• Dataset excerpt:

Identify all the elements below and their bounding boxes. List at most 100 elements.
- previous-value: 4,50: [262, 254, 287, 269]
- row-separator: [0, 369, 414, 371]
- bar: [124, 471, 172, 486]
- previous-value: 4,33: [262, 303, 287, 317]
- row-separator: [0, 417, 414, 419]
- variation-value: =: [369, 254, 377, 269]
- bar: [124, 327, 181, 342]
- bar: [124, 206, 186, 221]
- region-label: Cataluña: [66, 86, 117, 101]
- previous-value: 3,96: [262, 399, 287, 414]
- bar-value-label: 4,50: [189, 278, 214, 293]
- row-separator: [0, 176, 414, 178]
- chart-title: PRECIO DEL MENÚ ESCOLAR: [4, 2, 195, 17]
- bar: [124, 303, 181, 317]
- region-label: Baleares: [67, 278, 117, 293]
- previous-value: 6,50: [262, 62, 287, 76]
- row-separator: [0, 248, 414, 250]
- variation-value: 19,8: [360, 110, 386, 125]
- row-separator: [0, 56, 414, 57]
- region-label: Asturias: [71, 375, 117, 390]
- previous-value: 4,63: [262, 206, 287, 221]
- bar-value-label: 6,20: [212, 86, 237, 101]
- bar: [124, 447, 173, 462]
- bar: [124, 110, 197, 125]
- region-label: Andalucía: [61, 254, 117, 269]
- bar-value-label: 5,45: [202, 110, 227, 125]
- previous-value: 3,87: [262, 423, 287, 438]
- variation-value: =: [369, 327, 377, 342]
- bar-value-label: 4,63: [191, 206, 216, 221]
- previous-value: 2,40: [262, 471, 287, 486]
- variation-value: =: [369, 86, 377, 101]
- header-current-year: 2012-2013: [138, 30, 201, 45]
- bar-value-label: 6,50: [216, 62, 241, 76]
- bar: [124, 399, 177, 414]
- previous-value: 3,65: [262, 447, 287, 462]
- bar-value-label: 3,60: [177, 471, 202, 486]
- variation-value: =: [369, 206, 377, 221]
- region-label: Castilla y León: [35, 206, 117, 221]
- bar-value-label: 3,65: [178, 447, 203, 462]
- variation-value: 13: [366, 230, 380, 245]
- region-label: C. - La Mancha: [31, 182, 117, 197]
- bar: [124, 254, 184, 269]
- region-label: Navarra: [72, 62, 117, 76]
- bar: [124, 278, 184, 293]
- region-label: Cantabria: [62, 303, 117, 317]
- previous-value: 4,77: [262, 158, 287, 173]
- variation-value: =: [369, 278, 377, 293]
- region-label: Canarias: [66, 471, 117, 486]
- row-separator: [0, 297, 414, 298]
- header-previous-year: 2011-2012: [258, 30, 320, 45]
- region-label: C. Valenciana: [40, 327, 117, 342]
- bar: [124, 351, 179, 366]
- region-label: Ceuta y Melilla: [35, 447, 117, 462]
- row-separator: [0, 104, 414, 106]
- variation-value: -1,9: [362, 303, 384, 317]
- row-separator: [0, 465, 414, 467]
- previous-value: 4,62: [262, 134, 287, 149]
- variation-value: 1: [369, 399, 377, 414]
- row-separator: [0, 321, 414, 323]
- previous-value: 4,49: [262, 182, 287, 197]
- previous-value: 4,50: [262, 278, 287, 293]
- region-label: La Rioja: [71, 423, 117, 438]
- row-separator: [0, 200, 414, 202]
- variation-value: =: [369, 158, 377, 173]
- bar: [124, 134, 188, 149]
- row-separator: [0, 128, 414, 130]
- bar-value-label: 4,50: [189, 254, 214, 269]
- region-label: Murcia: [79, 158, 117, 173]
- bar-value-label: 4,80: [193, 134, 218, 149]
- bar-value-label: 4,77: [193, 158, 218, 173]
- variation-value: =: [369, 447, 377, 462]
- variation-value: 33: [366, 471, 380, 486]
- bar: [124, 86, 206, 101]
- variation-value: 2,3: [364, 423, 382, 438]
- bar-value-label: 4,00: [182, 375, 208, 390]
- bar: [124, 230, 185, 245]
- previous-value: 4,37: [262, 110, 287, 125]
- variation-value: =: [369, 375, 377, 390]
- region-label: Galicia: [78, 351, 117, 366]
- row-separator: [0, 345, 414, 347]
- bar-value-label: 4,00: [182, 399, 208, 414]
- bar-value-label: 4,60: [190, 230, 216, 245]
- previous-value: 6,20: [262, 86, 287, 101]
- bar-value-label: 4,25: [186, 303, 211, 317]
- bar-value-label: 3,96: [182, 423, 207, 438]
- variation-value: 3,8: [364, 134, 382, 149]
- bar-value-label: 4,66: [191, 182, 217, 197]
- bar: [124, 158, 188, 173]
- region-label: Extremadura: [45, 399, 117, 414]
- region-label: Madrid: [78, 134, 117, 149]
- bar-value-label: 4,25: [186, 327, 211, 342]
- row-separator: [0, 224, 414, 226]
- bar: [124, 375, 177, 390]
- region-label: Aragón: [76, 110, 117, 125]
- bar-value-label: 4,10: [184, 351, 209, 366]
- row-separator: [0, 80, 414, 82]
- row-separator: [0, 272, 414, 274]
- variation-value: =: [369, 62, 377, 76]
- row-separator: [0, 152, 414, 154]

• Work to complete: Echo the data above line for line, without any changes.

• Task result:
Identify all the elements below and their bounding boxes. List at most 100 elements.
- previous-value: 4,50: [262, 254, 287, 269]
- row-separator: [0, 369, 414, 371]
- bar: [124, 471, 172, 486]
- previous-value: 4,33: [262, 303, 287, 317]
- row-separator: [0, 417, 414, 419]
- variation-value: =: [369, 254, 377, 269]
- bar: [124, 327, 181, 342]
- bar: [124, 206, 186, 221]
- region-label: Cataluña: [66, 86, 117, 101]
- previous-value: 3,96: [262, 399, 287, 414]
- bar-value-label: 4,50: [189, 278, 214, 293]
- row-separator: [0, 176, 414, 178]
- chart-title: PRECIO DEL MENÚ ESCOLAR: [4, 2, 195, 17]
- bar: [124, 303, 181, 317]
- region-label: Baleares: [67, 278, 117, 293]
- previous-value: 6,50: [262, 62, 287, 76]
- row-separator: [0, 248, 414, 250]
- variation-value: 19,8: [360, 110, 386, 125]
- row-separator: [0, 56, 414, 57]
- region-label: Asturias: [71, 375, 117, 390]
- previous-value: 4,63: [262, 206, 287, 221]
- bar-value-label: 6,20: [212, 86, 237, 101]
- bar: [124, 447, 173, 462]
- bar: [124, 110, 197, 125]
- region-label: Andalucía: [61, 254, 117, 269]
- bar-value-label: 5,45: [202, 110, 227, 125]
- previous-value: 3,87: [262, 423, 287, 438]
- variation-value: =: [369, 327, 377, 342]
- bar-value-label: 4,63: [191, 206, 216, 221]
- previous-value: 2,40: [262, 471, 287, 486]
- variation-value: =: [369, 86, 377, 101]
- header-current-year: 2012-2013: [138, 30, 201, 45]
- bar-value-label: 6,50: [216, 62, 241, 76]
- bar: [124, 399, 177, 414]
- previous-value: 3,65: [262, 447, 287, 462]
- bar-value-label: 3,60: [177, 471, 202, 486]
- variation-value: =: [369, 206, 377, 221]
- region-label: Castilla y León: [35, 206, 117, 221]
- bar-value-label: 3,65: [178, 447, 203, 462]
- variation-value: 13: [366, 230, 380, 245]
- region-label: C. - La Mancha: [31, 182, 117, 197]
- bar: [124, 254, 184, 269]
- region-label: Navarra: [72, 62, 117, 76]
- bar: [124, 278, 184, 293]
- region-label: Cantabria: [62, 303, 117, 317]
- previous-value: 4,77: [262, 158, 287, 173]
- variation-value: =: [369, 278, 377, 293]
- region-label: Canarias: [66, 471, 117, 486]
- row-separator: [0, 297, 414, 298]
- header-previous-year: 2011-2012: [258, 30, 320, 45]
- region-label: C. Valenciana: [40, 327, 117, 342]
- bar: [124, 351, 179, 366]
- region-label: Ceuta y Melilla: [35, 447, 117, 462]
- row-separator: [0, 104, 414, 106]
- variation-value: -1,9: [362, 303, 384, 317]
- row-separator: [0, 465, 414, 467]
- previous-value: 4,62: [262, 134, 287, 149]
- variation-value: 1: [369, 399, 377, 414]
- row-separator: [0, 321, 414, 323]
- previous-value: 4,49: [262, 182, 287, 197]
- previous-value: 4,50: [262, 278, 287, 293]
- region-label: La Rioja: [71, 423, 117, 438]
- row-separator: [0, 200, 414, 202]
- variation-value: =: [369, 158, 377, 173]
- bar: [124, 134, 188, 149]
- row-separator: [0, 128, 414, 130]
- bar-value-label: 4,50: [189, 254, 214, 269]
- region-label: Murcia: [79, 158, 117, 173]
- bar-value-label: 4,80: [193, 134, 218, 149]
- bar-value-label: 4,77: [193, 158, 218, 173]
- variation-value: =: [369, 447, 377, 462]
- variation-value: 33: [366, 471, 380, 486]
- bar: [124, 86, 206, 101]
- variation-value: 2,3: [364, 423, 382, 438]
- bar-value-label: 4,00: [182, 375, 208, 390]
- bar: [124, 230, 185, 245]
- previous-value: 4,37: [262, 110, 287, 125]
- variation-value: =: [369, 375, 377, 390]
- region-label: Galicia: [78, 351, 117, 366]
- row-separator: [0, 345, 414, 347]
- bar-value-label: 4,00: [182, 399, 208, 414]
- bar-value-label: 4,60: [190, 230, 216, 245]
- previous-value: 6,20: [262, 86, 287, 101]
- bar-value-label: 4,25: [186, 303, 211, 317]
- bar-value-label: 3,96: [182, 423, 207, 438]
- variation-value: 3,8: [364, 134, 382, 149]
- bar-value-label: 4,66: [191, 182, 217, 197]
- bar: [124, 158, 188, 173]
- region-label: Extremadura: [45, 399, 117, 414]
- region-label: Madrid: [78, 134, 117, 149]
- bar-value-label: 4,25: [186, 327, 211, 342]
- row-separator: [0, 224, 414, 226]
- bar: [124, 375, 177, 390]
- region-label: Aragón: [76, 110, 117, 125]
- bar-value-label: 4,10: [184, 351, 209, 366]
- row-separator: [0, 80, 414, 82]
- row-separator: [0, 272, 414, 274]
- variation-value: =: [369, 62, 377, 76]
- row-separator: [0, 152, 414, 154]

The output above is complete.